DOMANDE DI STUDIO:
A. Rispondi alle seguenti domande sul testo relativo al tentato furto d'auto a Belpasso:
(i) Quanti anni ha il ragazzo denunciato dai Carabinieri?
(ii) Chi aveva informato la donna del tentativo di furto della sua auto?
(iii) Quale componente era stato asportato dal veicolo?
B. Trascrivi dal testo sul tentato furto d'auto a Belpasso il passo che comincia con le parole contenenti "L’attività trae origine" e termina con "illecito del motore.".
C. Scrivi il seguito del testo sul tentato furto d'auto a Belpasso, partendo dopo l'ultima frase riportata.

___ ESTRATTO DEL DOCUMENTO

I Carabinieri della Stazione di Belpasso hanno denunciato in stato di libertà alla Procura della Repubblica presso il Tribunale per i Minorenni di Catania un 16enne catanese, ritenuto gravemente indiziato di concorso in tentato furto aggravato di autovettura.
L’attività trae origine dalla querela presentata da una donna che, recatasi presso un centro commerciale della zona, aveva parcheggiato la propria utilitaria negli stalli esterni. Poco dopo, però, la signora era stata contattata dal personale addetto alla vigilanza della struttura, che l’aveva informata di un tentativo di furto della sua auto. Contestualmente, i vigilantes avevano chiamato anche il 112 NUE e, infatti, una pattuglia di Belpasso li aveva raggiunti in breve tempo.
I militari dell’Arma hanno subito svolto gli accertamenti necessari a risalire a chi aveva forzato il veicolo, scoprendo che era stata manomessa la parte sottostante il volante ed era stato asportato il cilindretto di accensione, tipico segnale di un tentativo di avviamento illecito del motore.

______
___ ELENCO DEI DATI

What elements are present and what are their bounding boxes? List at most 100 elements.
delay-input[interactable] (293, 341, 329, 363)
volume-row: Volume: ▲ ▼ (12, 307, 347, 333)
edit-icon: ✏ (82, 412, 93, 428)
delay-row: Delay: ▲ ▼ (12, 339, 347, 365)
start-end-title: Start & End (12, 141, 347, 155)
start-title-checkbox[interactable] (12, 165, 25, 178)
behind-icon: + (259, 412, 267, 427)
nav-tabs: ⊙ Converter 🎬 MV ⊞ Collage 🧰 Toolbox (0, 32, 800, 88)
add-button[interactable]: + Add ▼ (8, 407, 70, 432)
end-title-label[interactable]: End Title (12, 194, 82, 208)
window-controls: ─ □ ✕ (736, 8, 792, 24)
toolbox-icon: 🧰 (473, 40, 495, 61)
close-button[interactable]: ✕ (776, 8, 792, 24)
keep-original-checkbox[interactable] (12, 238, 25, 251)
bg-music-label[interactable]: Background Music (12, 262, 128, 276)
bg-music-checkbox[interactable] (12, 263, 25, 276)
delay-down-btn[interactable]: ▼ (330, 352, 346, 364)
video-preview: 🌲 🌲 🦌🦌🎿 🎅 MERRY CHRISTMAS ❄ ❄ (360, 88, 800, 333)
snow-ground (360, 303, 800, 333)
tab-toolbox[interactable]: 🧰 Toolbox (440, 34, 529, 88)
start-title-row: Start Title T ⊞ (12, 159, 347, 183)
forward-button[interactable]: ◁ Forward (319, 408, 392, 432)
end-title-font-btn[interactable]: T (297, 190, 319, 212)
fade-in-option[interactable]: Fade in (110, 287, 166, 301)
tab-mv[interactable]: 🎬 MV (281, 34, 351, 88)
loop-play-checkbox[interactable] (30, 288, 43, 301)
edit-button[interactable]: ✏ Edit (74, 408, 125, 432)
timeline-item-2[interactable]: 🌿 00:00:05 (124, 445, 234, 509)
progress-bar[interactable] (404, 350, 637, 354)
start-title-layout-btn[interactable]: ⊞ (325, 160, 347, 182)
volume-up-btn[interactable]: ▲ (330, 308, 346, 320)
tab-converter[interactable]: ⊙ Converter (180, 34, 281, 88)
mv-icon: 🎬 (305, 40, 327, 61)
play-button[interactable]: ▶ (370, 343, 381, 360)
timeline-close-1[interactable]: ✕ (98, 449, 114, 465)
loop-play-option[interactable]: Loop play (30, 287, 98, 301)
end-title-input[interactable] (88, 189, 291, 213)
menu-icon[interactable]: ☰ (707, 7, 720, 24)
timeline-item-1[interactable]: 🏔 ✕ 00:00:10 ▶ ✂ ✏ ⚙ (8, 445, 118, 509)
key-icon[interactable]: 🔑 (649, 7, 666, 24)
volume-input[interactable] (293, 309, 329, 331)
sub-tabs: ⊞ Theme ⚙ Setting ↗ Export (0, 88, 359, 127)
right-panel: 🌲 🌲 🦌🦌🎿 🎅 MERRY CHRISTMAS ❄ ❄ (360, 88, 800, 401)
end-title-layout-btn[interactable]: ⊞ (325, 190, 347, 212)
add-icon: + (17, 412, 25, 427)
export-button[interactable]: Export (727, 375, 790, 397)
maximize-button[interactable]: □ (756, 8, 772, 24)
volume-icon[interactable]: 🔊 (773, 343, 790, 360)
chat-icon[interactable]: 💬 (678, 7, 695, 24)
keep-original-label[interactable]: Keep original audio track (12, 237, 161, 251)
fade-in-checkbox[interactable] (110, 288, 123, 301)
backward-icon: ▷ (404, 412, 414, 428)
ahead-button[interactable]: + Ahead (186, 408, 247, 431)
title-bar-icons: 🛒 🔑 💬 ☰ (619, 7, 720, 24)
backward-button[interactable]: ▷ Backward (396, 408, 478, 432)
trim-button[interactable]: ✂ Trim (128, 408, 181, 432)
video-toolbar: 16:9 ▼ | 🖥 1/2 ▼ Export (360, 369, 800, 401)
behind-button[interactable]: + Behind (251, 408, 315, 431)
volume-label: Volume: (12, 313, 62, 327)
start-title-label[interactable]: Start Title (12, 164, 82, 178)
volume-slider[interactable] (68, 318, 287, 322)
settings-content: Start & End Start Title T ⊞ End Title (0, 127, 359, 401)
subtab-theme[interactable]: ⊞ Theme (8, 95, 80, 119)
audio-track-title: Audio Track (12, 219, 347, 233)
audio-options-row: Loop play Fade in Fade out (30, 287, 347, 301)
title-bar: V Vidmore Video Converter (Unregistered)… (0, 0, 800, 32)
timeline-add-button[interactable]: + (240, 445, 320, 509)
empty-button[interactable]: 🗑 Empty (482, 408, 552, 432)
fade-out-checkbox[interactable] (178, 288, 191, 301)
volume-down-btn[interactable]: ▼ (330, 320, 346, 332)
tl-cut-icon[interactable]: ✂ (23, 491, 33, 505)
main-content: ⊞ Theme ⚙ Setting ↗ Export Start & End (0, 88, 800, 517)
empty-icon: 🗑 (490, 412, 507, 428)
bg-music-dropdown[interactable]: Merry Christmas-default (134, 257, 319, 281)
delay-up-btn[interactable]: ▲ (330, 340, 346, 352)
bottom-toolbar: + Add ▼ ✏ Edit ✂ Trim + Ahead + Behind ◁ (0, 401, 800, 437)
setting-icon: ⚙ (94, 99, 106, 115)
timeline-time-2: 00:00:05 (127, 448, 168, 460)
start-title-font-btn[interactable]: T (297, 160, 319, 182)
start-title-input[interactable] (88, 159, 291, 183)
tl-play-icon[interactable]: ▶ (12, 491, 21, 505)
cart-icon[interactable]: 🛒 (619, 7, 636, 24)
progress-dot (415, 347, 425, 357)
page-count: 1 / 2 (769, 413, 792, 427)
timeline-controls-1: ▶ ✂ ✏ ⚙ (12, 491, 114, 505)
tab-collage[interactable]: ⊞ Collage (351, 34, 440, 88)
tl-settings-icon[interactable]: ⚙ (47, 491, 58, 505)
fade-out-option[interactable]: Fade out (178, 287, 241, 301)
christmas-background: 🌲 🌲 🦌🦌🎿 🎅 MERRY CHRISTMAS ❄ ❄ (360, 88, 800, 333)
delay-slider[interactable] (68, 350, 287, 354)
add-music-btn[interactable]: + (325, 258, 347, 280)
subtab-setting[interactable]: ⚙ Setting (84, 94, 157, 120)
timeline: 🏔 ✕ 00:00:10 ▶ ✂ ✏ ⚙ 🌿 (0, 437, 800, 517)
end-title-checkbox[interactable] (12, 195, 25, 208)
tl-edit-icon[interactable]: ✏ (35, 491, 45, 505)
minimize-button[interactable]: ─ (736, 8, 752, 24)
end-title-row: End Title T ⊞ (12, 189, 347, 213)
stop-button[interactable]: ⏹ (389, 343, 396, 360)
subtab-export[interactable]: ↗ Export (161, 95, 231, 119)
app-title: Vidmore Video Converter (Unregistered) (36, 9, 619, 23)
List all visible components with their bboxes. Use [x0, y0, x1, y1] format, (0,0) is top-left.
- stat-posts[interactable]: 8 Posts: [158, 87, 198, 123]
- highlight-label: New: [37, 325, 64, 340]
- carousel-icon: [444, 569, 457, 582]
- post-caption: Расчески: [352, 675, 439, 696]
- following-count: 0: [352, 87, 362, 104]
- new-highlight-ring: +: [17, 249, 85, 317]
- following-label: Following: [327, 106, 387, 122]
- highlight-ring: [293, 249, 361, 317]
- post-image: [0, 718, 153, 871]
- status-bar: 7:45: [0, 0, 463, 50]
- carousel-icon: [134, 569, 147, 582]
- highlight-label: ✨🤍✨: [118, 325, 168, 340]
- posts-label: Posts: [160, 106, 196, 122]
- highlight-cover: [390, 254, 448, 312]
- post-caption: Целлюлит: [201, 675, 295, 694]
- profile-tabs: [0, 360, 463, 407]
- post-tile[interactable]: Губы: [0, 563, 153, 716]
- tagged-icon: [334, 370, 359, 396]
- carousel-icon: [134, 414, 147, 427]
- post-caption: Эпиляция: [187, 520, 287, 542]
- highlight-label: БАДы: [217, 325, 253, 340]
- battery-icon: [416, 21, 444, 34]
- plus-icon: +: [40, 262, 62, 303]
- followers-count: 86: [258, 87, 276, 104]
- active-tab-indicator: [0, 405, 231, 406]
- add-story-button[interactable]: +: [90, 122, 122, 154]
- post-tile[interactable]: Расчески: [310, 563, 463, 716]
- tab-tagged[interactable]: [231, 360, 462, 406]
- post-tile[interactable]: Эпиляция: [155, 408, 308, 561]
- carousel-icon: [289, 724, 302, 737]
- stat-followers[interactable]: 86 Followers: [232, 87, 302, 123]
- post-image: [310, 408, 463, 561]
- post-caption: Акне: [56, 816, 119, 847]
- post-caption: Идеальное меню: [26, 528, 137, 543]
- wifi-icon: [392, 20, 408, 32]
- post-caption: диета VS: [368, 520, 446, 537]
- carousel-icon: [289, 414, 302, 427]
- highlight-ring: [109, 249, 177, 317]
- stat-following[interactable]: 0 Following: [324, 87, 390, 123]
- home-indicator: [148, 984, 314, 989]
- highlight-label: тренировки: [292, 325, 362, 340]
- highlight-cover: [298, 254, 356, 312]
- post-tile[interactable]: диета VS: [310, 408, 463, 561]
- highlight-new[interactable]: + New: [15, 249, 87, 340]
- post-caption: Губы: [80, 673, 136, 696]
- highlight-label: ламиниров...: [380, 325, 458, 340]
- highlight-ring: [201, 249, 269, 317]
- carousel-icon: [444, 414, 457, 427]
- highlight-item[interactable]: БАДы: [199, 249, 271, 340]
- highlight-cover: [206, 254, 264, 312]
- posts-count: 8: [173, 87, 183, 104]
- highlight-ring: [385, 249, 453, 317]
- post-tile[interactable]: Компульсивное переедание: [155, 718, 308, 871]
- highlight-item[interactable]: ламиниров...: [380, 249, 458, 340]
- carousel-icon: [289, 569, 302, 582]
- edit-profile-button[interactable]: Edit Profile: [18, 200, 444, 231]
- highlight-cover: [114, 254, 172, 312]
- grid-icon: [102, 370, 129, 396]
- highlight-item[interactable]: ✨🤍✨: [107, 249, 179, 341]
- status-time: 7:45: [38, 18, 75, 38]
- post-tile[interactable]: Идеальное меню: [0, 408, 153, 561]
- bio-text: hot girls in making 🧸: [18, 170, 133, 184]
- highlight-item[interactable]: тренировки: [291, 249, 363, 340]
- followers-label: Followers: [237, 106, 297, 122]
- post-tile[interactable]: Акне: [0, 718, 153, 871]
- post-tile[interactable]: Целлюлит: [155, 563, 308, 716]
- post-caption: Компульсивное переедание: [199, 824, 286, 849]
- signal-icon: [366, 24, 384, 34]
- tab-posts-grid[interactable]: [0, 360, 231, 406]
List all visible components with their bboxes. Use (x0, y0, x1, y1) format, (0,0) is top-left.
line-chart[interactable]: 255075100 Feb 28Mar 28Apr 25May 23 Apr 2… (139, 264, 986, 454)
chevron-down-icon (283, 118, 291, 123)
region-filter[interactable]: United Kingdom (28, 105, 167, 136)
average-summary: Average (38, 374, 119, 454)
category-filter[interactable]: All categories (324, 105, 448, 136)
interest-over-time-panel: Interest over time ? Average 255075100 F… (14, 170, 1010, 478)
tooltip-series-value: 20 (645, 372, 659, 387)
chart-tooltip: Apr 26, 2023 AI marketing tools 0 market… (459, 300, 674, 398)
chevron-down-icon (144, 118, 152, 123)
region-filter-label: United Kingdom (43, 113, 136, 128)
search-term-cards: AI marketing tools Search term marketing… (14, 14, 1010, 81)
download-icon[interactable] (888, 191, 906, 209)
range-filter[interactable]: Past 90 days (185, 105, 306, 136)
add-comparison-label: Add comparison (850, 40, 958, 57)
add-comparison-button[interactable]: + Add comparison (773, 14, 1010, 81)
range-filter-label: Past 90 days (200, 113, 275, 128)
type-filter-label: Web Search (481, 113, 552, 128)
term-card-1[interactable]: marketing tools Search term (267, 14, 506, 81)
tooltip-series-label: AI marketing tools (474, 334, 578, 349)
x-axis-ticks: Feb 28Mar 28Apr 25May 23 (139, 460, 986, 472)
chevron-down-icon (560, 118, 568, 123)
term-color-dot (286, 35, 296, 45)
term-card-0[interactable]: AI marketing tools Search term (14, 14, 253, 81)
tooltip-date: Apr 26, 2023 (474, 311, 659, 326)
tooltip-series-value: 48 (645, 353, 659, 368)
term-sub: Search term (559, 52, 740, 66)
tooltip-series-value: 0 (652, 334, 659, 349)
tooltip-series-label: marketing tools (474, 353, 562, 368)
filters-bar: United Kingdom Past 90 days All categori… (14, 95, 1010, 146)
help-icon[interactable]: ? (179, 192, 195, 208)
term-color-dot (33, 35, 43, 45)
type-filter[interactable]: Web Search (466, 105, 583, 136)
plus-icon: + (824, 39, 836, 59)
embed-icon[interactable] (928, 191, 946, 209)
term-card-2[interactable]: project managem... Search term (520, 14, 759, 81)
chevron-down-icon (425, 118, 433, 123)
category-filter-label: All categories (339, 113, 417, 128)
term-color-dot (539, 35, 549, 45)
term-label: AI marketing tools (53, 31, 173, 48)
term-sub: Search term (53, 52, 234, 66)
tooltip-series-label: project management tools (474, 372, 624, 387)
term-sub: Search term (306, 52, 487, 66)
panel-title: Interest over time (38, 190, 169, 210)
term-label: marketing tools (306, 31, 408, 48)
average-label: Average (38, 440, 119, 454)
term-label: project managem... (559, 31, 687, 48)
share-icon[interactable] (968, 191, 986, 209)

______

SOLUZIONI DEGLI ESERCIZI:
A.
(i) Ha 16 anni.
(ii) L'aveva informata il personale addetto alla vigilanza del centro commerciale.
(iii) Era stato asportato il cilindretto di accensione.

B.
L’attività trae origine dalla querela presentata da una donna che, recatasi presso un centro commerciale della zona, aveva parcheggiato la propria utilitaria negli stalli esterni. Poco dopo, però, la signora era stata contattata dal personale addetto alla vigilanza della struttura, che l’aveva informata di un tentativo di furto della sua auto. Contestualmente, i vigilantes avevano chiamato anche il 112 NUE e, infatti, una pattuglia di Belpasso li aveva raggiunti in breve tempo.
I militari dell’Arma hanno subito svolto gli accertamenti necessari a risalire a chi aveva forzato il veicolo, scoprendo che era stata manomessa la parte sottostante il volante ed era stato asportato il cilindretto di accensione, tipico segnale di un tentativo di avviamento illecito del motore.

C.
Determinante si è rivelata anche l’immediata acquisizione e analisi delle immagini registrate dal sistema di videosorveglianza del parcheggio; dalla visione dei filmati, infatti, i Carabinieri hanno ricostruito l’azione di 2 giovani giunti sul posto a bordo di uno scooter: dopo aver forzato la serratura, uno dei due si è introdotto nell’abitacolo dell’auto ma, non riuscendo a metterla in moto, il complice ha cominciato a spingere il veicolo con il motociclo, nel tentativo di condurlo fuori dal parcheggio.
Il piano è stato, tuttavia, interrotto improvvisamente vista anche la moltitudine di persone presenti, e i due sono scappati precipitosamente in sella motorino. Gli approfondimenti investigativi svolti dai Carabinieri sulla targa del motociclo ripreso dalle telecamere hanno permesso di identificare uno dei presunti responsabili nel 16enne denunciato, che avrebbe ammesso di aver utilizzato lo scooter nella fascia oraria in cui era avvenuto il tentato furto, accompagnato da un altro giovane, non ancora identificato e, infatti, sono in corso ulteriori accertamenti finalizzati proprio a individuare il complice.